-------- Listed records --------
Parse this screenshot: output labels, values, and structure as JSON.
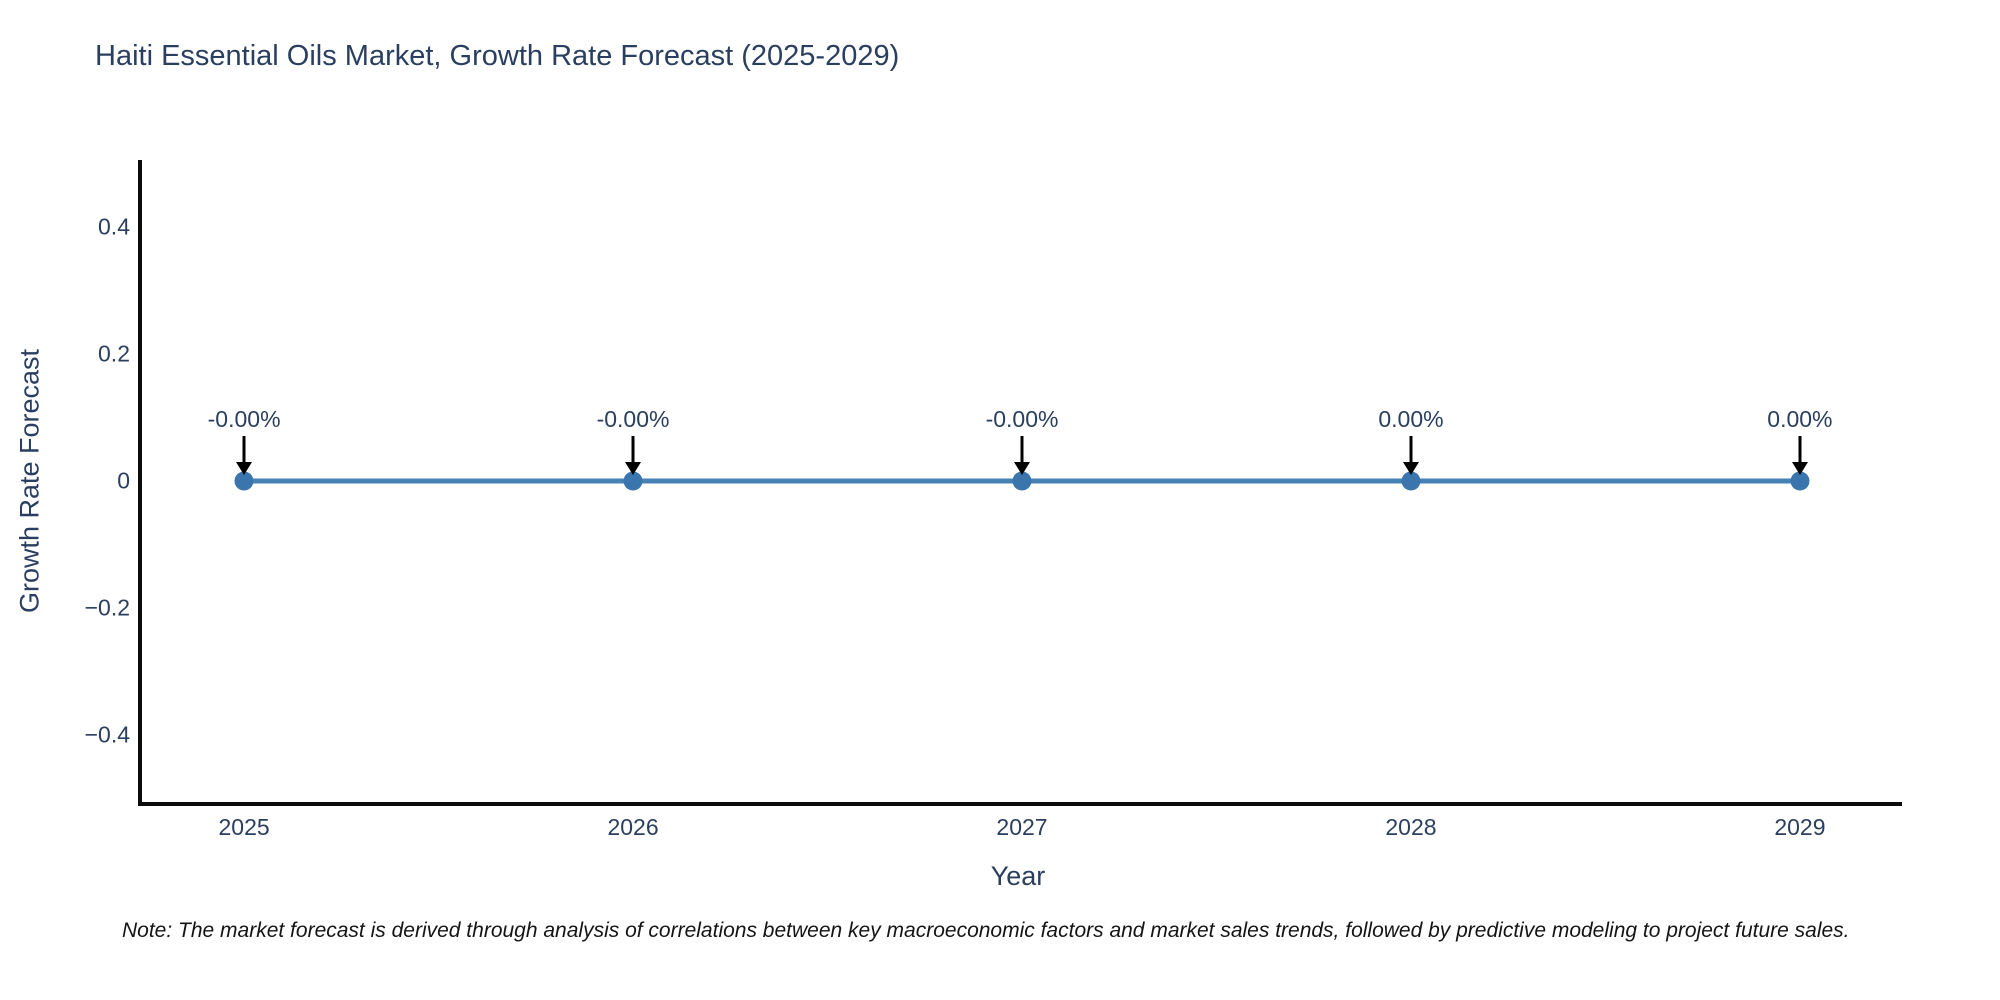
{
  "chart_data": {
    "type": "line",
    "title": "Haiti Essential Oils Market, Growth Rate Forecast (2025-2029)",
    "xlabel": "Year",
    "ylabel": "Growth Rate Forecast",
    "categories": [
      "2025",
      "2026",
      "2027",
      "2028",
      "2029"
    ],
    "series": [
      {
        "name": "Growth Rate Forecast",
        "values": [
          0,
          0,
          0,
          0,
          0
        ]
      }
    ],
    "point_labels": [
      "-0.00%",
      "-0.00%",
      "-0.00%",
      "0.00%",
      "0.00%"
    ],
    "ytick_labels": [
      "0.4",
      "0.2",
      "0",
      "−0.2",
      "−0.4"
    ],
    "ytick_values": [
      0.4,
      0.2,
      0,
      -0.2,
      -0.4
    ],
    "ylim": [
      -0.505,
      0.505
    ],
    "grid": false,
    "legend": false,
    "line_color": "#4682b4",
    "marker_color": "#3a76ad",
    "arrow_color": "#000000",
    "axis_color": "#0c0c0c",
    "note": "Note: The market forecast is derived through analysis of correlations between key macroeconomic factors and market sales trends, followed by predictive modeling to project future sales."
  }
}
--------
§ What the task requires
Are you able to set down all the lines above exactly, without any pictures?

§ Worked solution
Parse this screenshot: output labels, values, and structure as JSON.
{
  "chart_data": {
    "type": "line",
    "title": "Haiti Essential Oils Market, Growth Rate Forecast (2025-2029)",
    "xlabel": "Year",
    "ylabel": "Growth Rate Forecast",
    "categories": [
      "2025",
      "2026",
      "2027",
      "2028",
      "2029"
    ],
    "series": [
      {
        "name": "Growth Rate Forecast",
        "values": [
          0,
          0,
          0,
          0,
          0
        ]
      }
    ],
    "point_labels": [
      "-0.00%",
      "-0.00%",
      "-0.00%",
      "0.00%",
      "0.00%"
    ],
    "ytick_labels": [
      "0.4",
      "0.2",
      "0",
      "−0.2",
      "−0.4"
    ],
    "ytick_values": [
      0.4,
      0.2,
      0,
      -0.2,
      -0.4
    ],
    "ylim": [
      -0.505,
      0.505
    ],
    "grid": false,
    "legend": false,
    "line_color": "#4682b4",
    "marker_color": "#3a76ad",
    "arrow_color": "#000000",
    "axis_color": "#0c0c0c",
    "note": "Note: The market forecast is derived through analysis of correlations between key macroeconomic factors and market sales trends, followed by predictive modeling to project future sales."
  }
}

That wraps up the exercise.